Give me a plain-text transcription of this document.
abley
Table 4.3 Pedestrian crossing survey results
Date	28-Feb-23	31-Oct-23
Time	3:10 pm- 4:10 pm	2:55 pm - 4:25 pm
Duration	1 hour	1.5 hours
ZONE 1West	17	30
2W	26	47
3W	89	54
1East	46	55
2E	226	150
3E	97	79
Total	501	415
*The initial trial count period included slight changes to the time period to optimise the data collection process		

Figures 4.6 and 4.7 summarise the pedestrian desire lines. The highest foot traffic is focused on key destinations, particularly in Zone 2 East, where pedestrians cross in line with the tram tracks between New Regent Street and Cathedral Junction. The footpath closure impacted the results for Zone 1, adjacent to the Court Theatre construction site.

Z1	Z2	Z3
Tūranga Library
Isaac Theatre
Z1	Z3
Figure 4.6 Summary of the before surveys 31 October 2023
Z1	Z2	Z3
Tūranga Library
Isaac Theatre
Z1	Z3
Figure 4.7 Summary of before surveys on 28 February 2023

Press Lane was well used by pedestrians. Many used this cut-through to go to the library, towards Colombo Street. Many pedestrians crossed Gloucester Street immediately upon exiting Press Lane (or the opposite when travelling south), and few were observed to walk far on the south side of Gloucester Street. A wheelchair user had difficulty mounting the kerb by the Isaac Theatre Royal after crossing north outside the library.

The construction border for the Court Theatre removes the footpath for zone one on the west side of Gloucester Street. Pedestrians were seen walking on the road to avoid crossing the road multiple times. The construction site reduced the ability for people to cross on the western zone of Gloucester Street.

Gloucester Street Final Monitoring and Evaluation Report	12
# # #
Retype the material in full, character for character.

**Correct answer:**
Give me a plain-text transcription of this document.
abley
Table 4.3 Pedestrian crossing survey results
Date	28-Feb-23	31-Oct-23
Time	3:10 pm- 4:10 pm	2:55 pm - 4:25 pm
Duration	1 hour	1.5 hours
ZONE 1West	17	30
2W	26	47
3W	89	54
1East	46	55
2E	226	150
3E	97	79
Total	501	415
*The initial trial count period included slight changes to the time period to optimise the data collection process		

Figures 4.6 and 4.7 summarise the pedestrian desire lines. The highest foot traffic is focused on key destinations, particularly in Zone 2 East, where pedestrians cross in line with the tram tracks between New Regent Street and Cathedral Junction. The footpath closure impacted the results for Zone 1, adjacent to the Court Theatre construction site.

Z1	Z2	Z3
Tūranga Library
Isaac Theatre
Z1	Z3
Figure 4.6 Summary of the before surveys 31 October 2023
Z1	Z2	Z3
Tūranga Library
Isaac Theatre
Z1	Z3
Figure 4.7 Summary of before surveys on 28 February 2023

Press Lane was well used by pedestrians. Many used this cut-through to go to the library, towards Colombo Street. Many pedestrians crossed Gloucester Street immediately upon exiting Press Lane (or the opposite when travelling south), and few were observed to walk far on the south side of Gloucester Street. A wheelchair user had difficulty mounting the kerb by the Isaac Theatre Royal after crossing north outside the library.

The construction border for the Court Theatre removes the footpath for zone one on the west side of Gloucester Street. Pedestrians were seen walking on the road to avoid crossing the road multiple times. The construction site reduced the ability for people to cross on the western zone of Gloucester Street.

Gloucester Street Final Monitoring and Evaluation Report	12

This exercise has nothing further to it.